==== EXERCISE INPUTS
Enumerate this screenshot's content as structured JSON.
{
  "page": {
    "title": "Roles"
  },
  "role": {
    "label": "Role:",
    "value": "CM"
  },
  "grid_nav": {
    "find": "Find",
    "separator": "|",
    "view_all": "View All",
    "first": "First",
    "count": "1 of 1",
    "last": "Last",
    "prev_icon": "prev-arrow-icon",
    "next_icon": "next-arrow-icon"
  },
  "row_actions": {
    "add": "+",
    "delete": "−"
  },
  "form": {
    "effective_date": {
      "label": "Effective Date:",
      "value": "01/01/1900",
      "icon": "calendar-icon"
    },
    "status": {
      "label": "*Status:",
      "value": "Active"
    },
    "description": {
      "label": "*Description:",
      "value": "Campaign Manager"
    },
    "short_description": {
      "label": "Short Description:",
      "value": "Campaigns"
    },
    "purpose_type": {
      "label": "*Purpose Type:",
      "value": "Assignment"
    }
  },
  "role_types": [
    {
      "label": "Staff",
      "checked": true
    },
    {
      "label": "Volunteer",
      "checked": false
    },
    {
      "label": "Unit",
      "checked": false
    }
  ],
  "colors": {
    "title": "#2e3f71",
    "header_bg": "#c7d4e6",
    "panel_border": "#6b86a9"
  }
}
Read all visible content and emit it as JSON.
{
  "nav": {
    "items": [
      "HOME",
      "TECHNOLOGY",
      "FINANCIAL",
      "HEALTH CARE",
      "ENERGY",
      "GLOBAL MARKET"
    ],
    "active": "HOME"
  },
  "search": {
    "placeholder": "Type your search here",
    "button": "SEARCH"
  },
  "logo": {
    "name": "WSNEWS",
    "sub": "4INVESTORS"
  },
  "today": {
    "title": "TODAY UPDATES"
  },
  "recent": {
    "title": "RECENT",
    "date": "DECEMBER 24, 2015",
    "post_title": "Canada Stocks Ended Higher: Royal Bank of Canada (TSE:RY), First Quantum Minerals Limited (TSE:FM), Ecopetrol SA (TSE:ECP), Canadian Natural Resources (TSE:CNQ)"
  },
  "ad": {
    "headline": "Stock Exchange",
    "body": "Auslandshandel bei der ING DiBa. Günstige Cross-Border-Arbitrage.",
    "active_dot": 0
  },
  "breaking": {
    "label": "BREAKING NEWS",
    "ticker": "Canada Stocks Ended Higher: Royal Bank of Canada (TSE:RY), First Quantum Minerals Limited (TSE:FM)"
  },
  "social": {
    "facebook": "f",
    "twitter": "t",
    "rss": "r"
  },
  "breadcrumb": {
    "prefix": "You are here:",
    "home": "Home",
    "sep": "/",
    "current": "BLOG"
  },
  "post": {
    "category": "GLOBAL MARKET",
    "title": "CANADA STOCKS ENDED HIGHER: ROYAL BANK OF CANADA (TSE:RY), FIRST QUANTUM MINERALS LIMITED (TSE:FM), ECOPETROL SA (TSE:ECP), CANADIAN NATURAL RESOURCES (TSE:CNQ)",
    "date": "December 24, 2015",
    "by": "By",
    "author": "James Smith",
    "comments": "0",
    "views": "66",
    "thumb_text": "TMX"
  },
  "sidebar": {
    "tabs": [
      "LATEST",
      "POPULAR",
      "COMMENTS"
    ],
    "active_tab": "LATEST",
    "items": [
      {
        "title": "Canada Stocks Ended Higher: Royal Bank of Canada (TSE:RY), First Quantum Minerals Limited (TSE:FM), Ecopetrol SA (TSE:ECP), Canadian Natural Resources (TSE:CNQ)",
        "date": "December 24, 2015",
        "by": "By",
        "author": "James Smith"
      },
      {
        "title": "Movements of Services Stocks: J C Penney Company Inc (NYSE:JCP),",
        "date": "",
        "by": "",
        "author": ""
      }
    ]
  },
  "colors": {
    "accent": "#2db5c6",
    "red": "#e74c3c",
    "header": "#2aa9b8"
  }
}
========
CHALLENGE: Locate all lines in the listing above with the word "James" and copy them.

TASK RESULT:
    "author": "James Smith",
        "author": "James Smith"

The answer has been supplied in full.